Stored records:
┄┄┄┄┄┄┄┄┄┄┄┄┄┄┄┄┄┄┄┄
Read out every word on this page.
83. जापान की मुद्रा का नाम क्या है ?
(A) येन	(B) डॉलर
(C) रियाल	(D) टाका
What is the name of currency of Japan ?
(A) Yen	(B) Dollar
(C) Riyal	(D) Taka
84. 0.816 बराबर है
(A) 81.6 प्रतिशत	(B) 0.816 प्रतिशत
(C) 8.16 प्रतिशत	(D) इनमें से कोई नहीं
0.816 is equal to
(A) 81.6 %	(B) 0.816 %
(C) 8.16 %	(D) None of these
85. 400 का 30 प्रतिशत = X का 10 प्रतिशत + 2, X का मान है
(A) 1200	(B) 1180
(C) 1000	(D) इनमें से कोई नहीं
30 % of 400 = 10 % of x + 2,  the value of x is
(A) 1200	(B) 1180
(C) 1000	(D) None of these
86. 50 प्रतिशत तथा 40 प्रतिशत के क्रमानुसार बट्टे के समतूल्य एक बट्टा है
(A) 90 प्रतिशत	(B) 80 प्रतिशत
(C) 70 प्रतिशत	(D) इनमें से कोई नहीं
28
┄┄┄┄┄┄┄┄┄┄┄┄┄┄┄┄┄┄┄┄
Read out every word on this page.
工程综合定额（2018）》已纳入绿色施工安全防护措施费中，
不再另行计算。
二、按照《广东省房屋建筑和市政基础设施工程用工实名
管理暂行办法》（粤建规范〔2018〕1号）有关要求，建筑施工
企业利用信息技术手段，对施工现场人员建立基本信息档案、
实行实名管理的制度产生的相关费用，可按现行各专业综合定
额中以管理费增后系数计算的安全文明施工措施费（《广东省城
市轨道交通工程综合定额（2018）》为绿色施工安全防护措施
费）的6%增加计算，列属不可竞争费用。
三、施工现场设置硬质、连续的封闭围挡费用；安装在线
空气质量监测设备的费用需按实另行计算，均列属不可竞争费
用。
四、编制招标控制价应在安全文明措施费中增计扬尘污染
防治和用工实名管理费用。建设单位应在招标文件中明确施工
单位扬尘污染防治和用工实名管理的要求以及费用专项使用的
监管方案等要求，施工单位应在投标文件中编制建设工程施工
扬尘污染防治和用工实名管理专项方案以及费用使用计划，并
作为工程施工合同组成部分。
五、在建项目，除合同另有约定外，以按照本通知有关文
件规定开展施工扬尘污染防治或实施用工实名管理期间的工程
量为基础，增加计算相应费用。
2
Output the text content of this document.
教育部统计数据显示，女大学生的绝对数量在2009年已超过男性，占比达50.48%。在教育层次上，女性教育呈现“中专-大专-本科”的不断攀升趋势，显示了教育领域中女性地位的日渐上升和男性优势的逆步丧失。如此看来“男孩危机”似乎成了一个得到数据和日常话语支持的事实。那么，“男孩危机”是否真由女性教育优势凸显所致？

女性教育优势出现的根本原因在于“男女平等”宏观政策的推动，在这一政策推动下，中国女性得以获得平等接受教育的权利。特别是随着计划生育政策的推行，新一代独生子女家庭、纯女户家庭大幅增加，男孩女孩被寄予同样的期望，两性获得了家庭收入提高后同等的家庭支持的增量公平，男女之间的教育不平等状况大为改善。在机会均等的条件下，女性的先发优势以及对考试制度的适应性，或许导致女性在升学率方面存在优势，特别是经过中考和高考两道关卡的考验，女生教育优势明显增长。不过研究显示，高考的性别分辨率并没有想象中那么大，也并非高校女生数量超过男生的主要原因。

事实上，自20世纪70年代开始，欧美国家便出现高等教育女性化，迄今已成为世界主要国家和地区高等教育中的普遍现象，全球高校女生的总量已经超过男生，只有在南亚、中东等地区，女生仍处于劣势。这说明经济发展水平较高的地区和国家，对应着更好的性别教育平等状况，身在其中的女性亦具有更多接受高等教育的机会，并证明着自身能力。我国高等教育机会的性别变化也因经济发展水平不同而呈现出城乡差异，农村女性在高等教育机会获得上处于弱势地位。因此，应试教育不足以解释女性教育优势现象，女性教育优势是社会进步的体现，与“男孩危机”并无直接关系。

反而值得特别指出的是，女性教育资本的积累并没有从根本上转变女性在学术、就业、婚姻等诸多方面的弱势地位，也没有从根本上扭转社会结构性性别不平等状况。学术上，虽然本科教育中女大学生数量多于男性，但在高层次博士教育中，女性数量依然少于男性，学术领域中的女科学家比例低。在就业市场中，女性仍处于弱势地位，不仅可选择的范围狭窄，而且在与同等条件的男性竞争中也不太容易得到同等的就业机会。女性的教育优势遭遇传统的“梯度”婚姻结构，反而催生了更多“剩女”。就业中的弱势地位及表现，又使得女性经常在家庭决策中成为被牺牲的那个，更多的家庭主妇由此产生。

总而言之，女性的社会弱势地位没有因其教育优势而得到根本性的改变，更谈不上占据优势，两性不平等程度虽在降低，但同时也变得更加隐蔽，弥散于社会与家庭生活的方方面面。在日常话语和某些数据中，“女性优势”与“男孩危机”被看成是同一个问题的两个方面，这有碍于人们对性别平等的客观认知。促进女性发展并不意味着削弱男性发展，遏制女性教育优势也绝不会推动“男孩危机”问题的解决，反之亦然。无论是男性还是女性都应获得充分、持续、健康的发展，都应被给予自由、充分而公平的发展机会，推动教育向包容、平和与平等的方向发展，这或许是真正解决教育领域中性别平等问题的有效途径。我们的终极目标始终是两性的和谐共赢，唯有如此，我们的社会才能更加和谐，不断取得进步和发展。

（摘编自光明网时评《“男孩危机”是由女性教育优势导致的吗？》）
┄┄┄┄┄┄┄┄┄┄┄┄┄┄┄┄┄┄┄┄
▶ Task requirements: Identify every line above with the string "None" in it. Copy those lines.

▶ Worked solution:
(C) 8.16 %	(D) None of these
(C) 1000	(D) None of these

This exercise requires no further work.